Work instructions →
Pictures do not belong in your copy. Repeat all the other data exactly.

Stored dataset items:
** start **

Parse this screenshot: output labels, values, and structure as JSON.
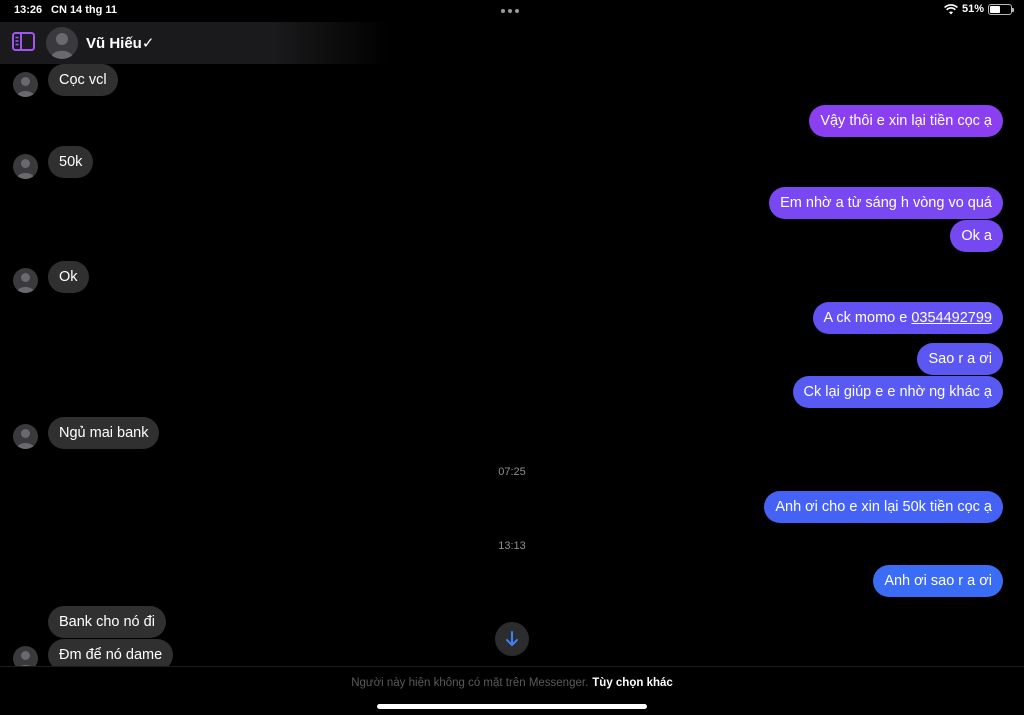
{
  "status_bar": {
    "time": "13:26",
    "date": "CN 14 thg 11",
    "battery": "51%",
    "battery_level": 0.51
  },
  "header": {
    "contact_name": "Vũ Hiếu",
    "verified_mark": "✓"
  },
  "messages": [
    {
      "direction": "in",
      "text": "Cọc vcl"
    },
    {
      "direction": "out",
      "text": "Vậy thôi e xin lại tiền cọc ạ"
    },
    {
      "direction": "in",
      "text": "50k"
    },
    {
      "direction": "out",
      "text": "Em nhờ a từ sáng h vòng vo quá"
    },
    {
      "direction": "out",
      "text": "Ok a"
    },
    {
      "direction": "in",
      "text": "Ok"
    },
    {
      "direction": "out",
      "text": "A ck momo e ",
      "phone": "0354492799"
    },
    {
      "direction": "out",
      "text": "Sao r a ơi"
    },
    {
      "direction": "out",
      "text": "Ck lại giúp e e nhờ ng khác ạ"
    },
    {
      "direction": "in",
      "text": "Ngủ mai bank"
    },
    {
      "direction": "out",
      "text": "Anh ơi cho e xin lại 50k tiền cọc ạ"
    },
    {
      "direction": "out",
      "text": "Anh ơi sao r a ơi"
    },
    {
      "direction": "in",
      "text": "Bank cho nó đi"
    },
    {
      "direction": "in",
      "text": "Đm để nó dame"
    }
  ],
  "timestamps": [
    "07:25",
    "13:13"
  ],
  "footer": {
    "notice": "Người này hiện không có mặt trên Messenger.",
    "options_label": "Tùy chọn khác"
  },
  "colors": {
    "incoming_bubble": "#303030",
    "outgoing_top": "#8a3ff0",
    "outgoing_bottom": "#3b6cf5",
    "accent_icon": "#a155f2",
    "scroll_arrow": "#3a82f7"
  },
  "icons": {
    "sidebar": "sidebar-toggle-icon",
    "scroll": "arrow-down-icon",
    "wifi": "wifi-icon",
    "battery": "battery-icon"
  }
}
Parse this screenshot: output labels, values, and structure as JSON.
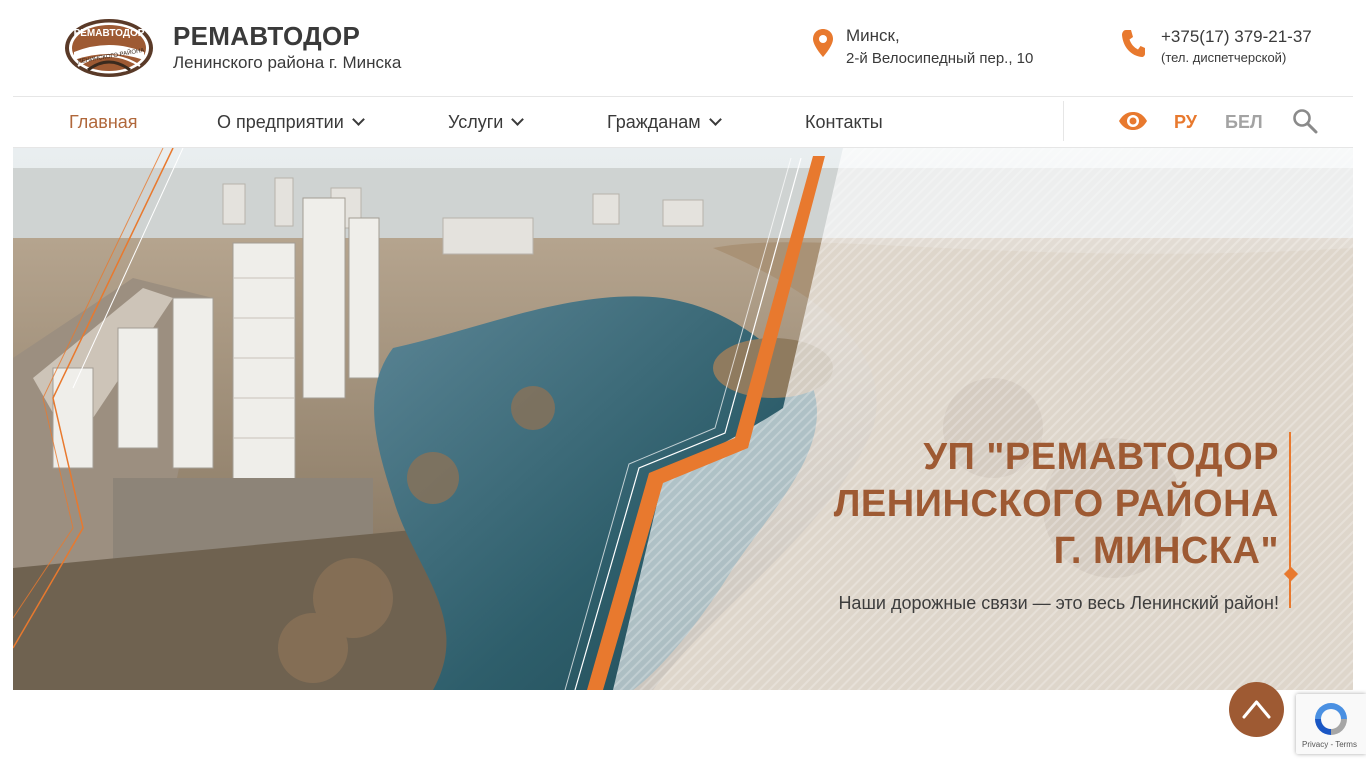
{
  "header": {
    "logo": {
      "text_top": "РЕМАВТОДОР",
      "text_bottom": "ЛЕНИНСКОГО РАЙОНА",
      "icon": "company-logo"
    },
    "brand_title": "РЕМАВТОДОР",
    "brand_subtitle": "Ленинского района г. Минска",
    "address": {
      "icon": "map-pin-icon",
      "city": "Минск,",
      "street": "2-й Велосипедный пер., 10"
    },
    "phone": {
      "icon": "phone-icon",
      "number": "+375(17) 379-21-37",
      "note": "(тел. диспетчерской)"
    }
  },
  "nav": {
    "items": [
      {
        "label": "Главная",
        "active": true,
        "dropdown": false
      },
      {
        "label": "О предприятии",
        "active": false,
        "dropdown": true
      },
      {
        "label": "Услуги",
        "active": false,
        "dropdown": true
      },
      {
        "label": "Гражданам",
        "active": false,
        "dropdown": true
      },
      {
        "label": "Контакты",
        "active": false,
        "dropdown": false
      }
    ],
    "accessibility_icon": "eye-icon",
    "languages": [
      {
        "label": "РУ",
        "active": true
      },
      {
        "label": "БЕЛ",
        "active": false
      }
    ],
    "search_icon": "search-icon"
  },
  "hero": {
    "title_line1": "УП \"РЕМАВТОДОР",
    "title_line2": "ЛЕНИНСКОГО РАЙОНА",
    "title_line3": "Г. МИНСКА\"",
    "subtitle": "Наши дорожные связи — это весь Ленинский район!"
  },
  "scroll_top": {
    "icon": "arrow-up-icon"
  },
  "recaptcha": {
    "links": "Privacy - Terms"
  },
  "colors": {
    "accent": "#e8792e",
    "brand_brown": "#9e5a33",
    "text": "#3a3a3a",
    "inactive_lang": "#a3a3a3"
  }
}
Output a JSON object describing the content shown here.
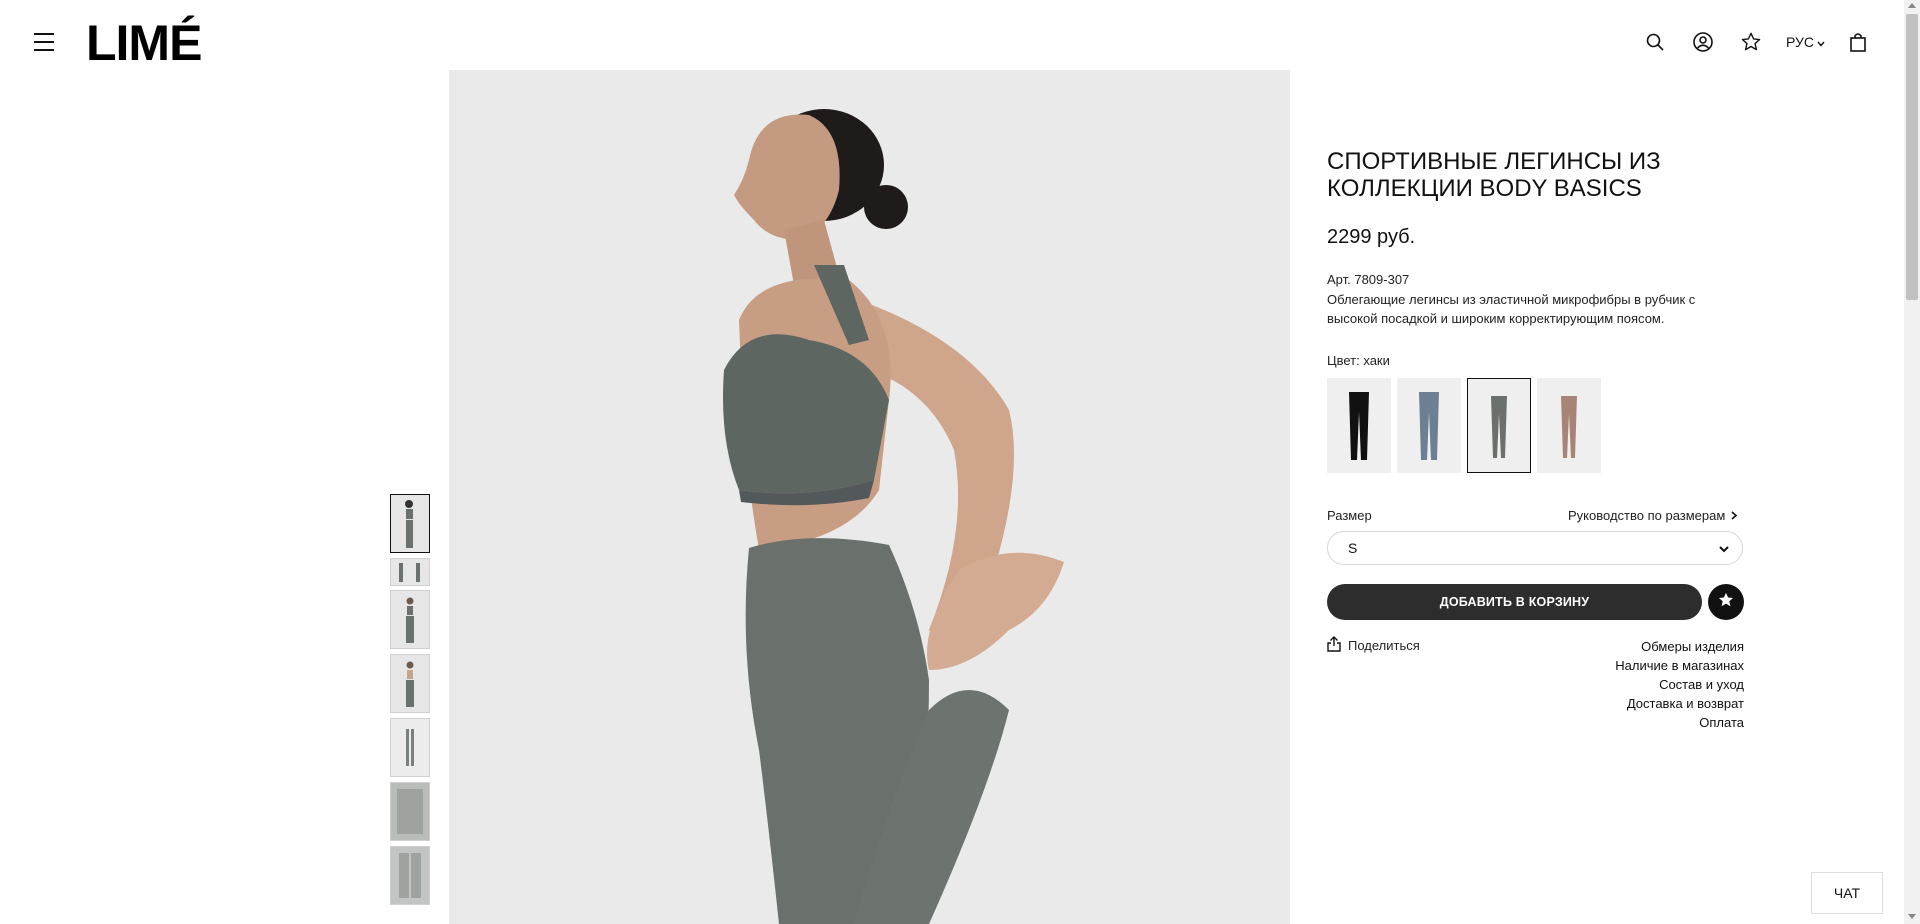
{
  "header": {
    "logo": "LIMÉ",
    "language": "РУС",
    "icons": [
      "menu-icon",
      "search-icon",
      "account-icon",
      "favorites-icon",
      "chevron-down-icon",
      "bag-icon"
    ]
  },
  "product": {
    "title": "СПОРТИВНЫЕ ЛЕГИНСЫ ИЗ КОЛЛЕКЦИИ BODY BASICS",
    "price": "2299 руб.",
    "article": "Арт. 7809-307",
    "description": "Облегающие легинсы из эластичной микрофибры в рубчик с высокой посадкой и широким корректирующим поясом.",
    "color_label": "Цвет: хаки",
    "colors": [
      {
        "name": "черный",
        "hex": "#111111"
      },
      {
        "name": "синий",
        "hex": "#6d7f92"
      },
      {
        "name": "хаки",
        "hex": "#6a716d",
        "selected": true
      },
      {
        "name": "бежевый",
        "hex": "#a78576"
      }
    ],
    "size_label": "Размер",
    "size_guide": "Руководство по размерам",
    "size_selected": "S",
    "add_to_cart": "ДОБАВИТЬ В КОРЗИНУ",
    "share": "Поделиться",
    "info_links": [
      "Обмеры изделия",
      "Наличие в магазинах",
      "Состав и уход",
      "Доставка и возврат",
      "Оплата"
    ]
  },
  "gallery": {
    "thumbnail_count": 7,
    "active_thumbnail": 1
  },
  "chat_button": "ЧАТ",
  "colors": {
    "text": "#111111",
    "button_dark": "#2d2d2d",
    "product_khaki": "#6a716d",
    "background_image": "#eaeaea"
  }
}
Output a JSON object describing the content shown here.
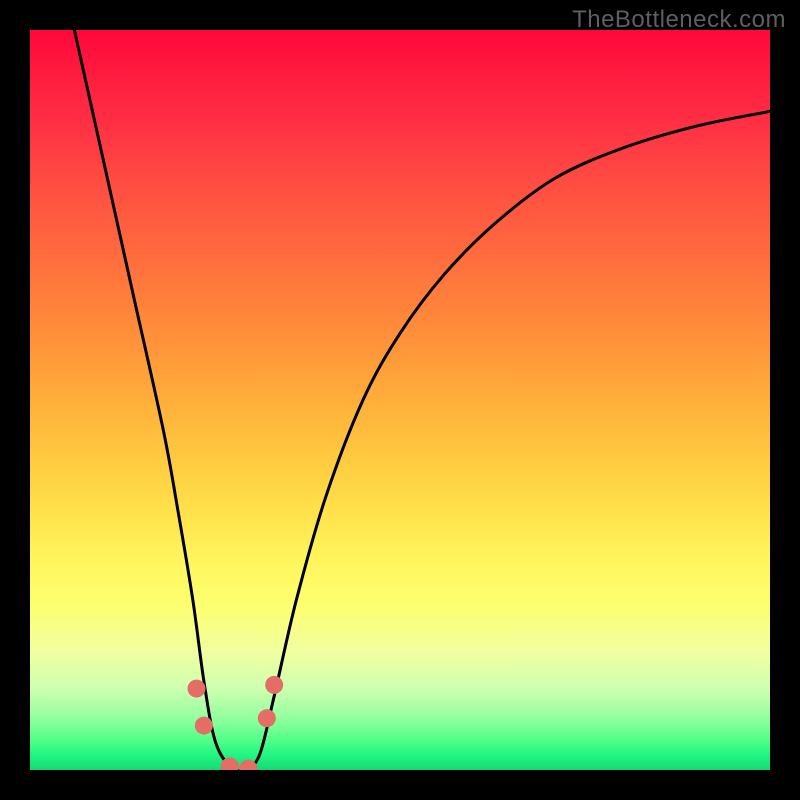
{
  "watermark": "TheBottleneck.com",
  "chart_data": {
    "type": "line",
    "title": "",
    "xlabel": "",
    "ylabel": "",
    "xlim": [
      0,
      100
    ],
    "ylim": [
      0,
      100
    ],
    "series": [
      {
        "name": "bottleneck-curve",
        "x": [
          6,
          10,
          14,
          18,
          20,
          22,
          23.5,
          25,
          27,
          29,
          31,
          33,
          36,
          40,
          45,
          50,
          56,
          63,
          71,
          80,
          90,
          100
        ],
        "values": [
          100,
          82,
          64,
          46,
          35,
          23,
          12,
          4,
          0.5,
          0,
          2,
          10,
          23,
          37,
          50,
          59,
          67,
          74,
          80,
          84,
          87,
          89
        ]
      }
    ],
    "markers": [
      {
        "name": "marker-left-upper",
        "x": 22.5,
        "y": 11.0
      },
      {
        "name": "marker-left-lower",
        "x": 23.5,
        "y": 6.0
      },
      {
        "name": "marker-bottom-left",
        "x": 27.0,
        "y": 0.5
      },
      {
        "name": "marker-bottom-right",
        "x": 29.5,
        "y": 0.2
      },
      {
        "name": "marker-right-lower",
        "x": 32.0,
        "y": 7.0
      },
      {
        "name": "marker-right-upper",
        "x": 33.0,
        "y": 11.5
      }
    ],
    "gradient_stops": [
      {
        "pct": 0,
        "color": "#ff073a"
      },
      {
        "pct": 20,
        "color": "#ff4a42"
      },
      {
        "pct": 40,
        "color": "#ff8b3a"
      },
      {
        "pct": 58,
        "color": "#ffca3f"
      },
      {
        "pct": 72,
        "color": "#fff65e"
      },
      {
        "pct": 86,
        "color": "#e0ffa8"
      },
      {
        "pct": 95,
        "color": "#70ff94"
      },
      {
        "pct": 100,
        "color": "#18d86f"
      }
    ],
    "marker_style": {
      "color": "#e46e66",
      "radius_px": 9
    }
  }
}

** end **

The completed task →
Parse this screenshot: output labels, values, and structure as JSON.
{
  "status_bar": {
    "time": "13:26",
    "date": "CN 14 thg 11",
    "battery": "51%",
    "battery_level": 0.51
  },
  "header": {
    "contact_name": "Vũ Hiếu",
    "verified_mark": "✓"
  },
  "messages": [
    {
      "direction": "in",
      "text": "Cọc vcl"
    },
    {
      "direction": "out",
      "text": "Vậy thôi e xin lại tiền cọc ạ"
    },
    {
      "direction": "in",
      "text": "50k"
    },
    {
      "direction": "out",
      "text": "Em nhờ a từ sáng h vòng vo quá"
    },
    {
      "direction": "out",
      "text": "Ok a"
    },
    {
      "direction": "in",
      "text": "Ok"
    },
    {
      "direction": "out",
      "text": "A ck momo e ",
      "phone": "0354492799"
    },
    {
      "direction": "out",
      "text": "Sao r a ơi"
    },
    {
      "direction": "out",
      "text": "Ck lại giúp e e nhờ ng khác ạ"
    },
    {
      "direction": "in",
      "text": "Ngủ mai bank"
    },
    {
      "direction": "out",
      "text": "Anh ơi cho e xin lại 50k tiền cọc ạ"
    },
    {
      "direction": "out",
      "text": "Anh ơi sao r a ơi"
    },
    {
      "direction": "in",
      "text": "Bank cho nó đi"
    },
    {
      "direction": "in",
      "text": "Đm để nó dame"
    }
  ],
  "timestamps": [
    "07:25",
    "13:13"
  ],
  "footer": {
    "notice": "Người này hiện không có mặt trên Messenger.",
    "options_label": "Tùy chọn khác"
  },
  "colors": {
    "incoming_bubble": "#303030",
    "outgoing_top": "#8a3ff0",
    "outgoing_bottom": "#3b6cf5",
    "accent_icon": "#a155f2",
    "scroll_arrow": "#3a82f7"
  },
  "icons": {
    "sidebar": "sidebar-toggle-icon",
    "scroll": "arrow-down-icon",
    "wifi": "wifi-icon",
    "battery": "battery-icon"
  }
}
Parse this screenshot: output labels, values, and structure as JSON.
{
  "header": {
    "logo": {
      "text_top": "РЕМАВТОДОР",
      "text_bottom": "ЛЕНИНСКОГО РАЙОНА",
      "icon": "company-logo"
    },
    "brand_title": "РЕМАВТОДОР",
    "brand_subtitle": "Ленинского района г. Минска",
    "address": {
      "icon": "map-pin-icon",
      "city": "Минск,",
      "street": "2-й Велосипедный пер., 10"
    },
    "phone": {
      "icon": "phone-icon",
      "number": "+375(17) 379-21-37",
      "note": "(тел. диспетчерской)"
    }
  },
  "nav": {
    "items": [
      {
        "label": "Главная",
        "active": true,
        "dropdown": false
      },
      {
        "label": "О предприятии",
        "active": false,
        "dropdown": true
      },
      {
        "label": "Услуги",
        "active": false,
        "dropdown": true
      },
      {
        "label": "Гражданам",
        "active": false,
        "dropdown": true
      },
      {
        "label": "Контакты",
        "active": false,
        "dropdown": false
      }
    ],
    "accessibility_icon": "eye-icon",
    "languages": [
      {
        "label": "РУ",
        "active": true
      },
      {
        "label": "БЕЛ",
        "active": false
      }
    ],
    "search_icon": "search-icon"
  },
  "hero": {
    "title_line1": "УП \"РЕМАВТОДОР",
    "title_line2": "ЛЕНИНСКОГО РАЙОНА",
    "title_line3": "Г. МИНСКА\"",
    "subtitle": "Наши дорожные связи — это весь Ленинский район!"
  },
  "scroll_top": {
    "icon": "arrow-up-icon"
  },
  "recaptcha": {
    "links": "Privacy - Terms"
  },
  "colors": {
    "accent": "#e8792e",
    "brand_brown": "#9e5a33",
    "text": "#3a3a3a",
    "inactive_lang": "#a3a3a3"
  }
}
Output a JSON object describing the content shown here.
{
  "header": {
    "logo": "LIMÉ",
    "language": "РУС",
    "icons": [
      "menu-icon",
      "search-icon",
      "account-icon",
      "favorites-icon",
      "chevron-down-icon",
      "bag-icon"
    ]
  },
  "product": {
    "title": "СПОРТИВНЫЕ ЛЕГИНСЫ ИЗ КОЛЛЕКЦИИ BODY BASICS",
    "price": "2299 руб.",
    "article": "Арт. 7809-307",
    "description": "Облегающие легинсы из эластичной микрофибры в рубчик с высокой посадкой и широким корректирующим поясом.",
    "color_label": "Цвет: хаки",
    "colors": [
      {
        "name": "черный",
        "hex": "#111111"
      },
      {
        "name": "синий",
        "hex": "#6d7f92"
      },
      {
        "name": "хаки",
        "hex": "#6a716d",
        "selected": true
      },
      {
        "name": "бежевый",
        "hex": "#a78576"
      }
    ],
    "size_label": "Размер",
    "size_guide": "Руководство по размерам",
    "size_selected": "S",
    "add_to_cart": "ДОБАВИТЬ В КОРЗИНУ",
    "share": "Поделиться",
    "info_links": [
      "Обмеры изделия",
      "Наличие в магазинах",
      "Состав и уход",
      "Доставка и возврат",
      "Оплата"
    ]
  },
  "gallery": {
    "thumbnail_count": 7,
    "active_thumbnail": 1
  },
  "chat_button": "ЧАТ",
  "colors": {
    "text": "#111111",
    "button_dark": "#2d2d2d",
    "product_khaki": "#6a716d",
    "background_image": "#eaeaea"
  }
}
Output a JSON object describing the content shown here.
{
  "watermark": "TheBottleneck.com",
  "chart_data": {
    "type": "line",
    "title": "",
    "xlabel": "",
    "ylabel": "",
    "xlim": [
      0,
      100
    ],
    "ylim": [
      0,
      100
    ],
    "series": [
      {
        "name": "bottleneck-curve",
        "x": [
          6,
          10,
          14,
          18,
          20,
          22,
          23.5,
          25,
          27,
          29,
          31,
          33,
          36,
          40,
          45,
          50,
          56,
          63,
          71,
          80,
          90,
          100
        ],
        "values": [
          100,
          82,
          64,
          46,
          35,
          23,
          12,
          4,
          0.5,
          0,
          2,
          10,
          23,
          37,
          50,
          59,
          67,
          74,
          80,
          84,
          87,
          89
        ]
      }
    ],
    "markers": [
      {
        "name": "marker-left-upper",
        "x": 22.5,
        "y": 11.0
      },
      {
        "name": "marker-left-lower",
        "x": 23.5,
        "y": 6.0
      },
      {
        "name": "marker-bottom-left",
        "x": 27.0,
        "y": 0.5
      },
      {
        "name": "marker-bottom-right",
        "x": 29.5,
        "y": 0.2
      },
      {
        "name": "marker-right-lower",
        "x": 32.0,
        "y": 7.0
      },
      {
        "name": "marker-right-upper",
        "x": 33.0,
        "y": 11.5
      }
    ],
    "gradient_stops": [
      {
        "pct": 0,
        "color": "#ff073a"
      },
      {
        "pct": 20,
        "color": "#ff4a42"
      },
      {
        "pct": 40,
        "color": "#ff8b3a"
      },
      {
        "pct": 58,
        "color": "#ffca3f"
      },
      {
        "pct": 72,
        "color": "#fff65e"
      },
      {
        "pct": 86,
        "color": "#e0ffa8"
      },
      {
        "pct": 95,
        "color": "#70ff94"
      },
      {
        "pct": 100,
        "color": "#18d86f"
      }
    ],
    "marker_style": {
      "color": "#e46e66",
      "radius_px": 9
    }
  }
}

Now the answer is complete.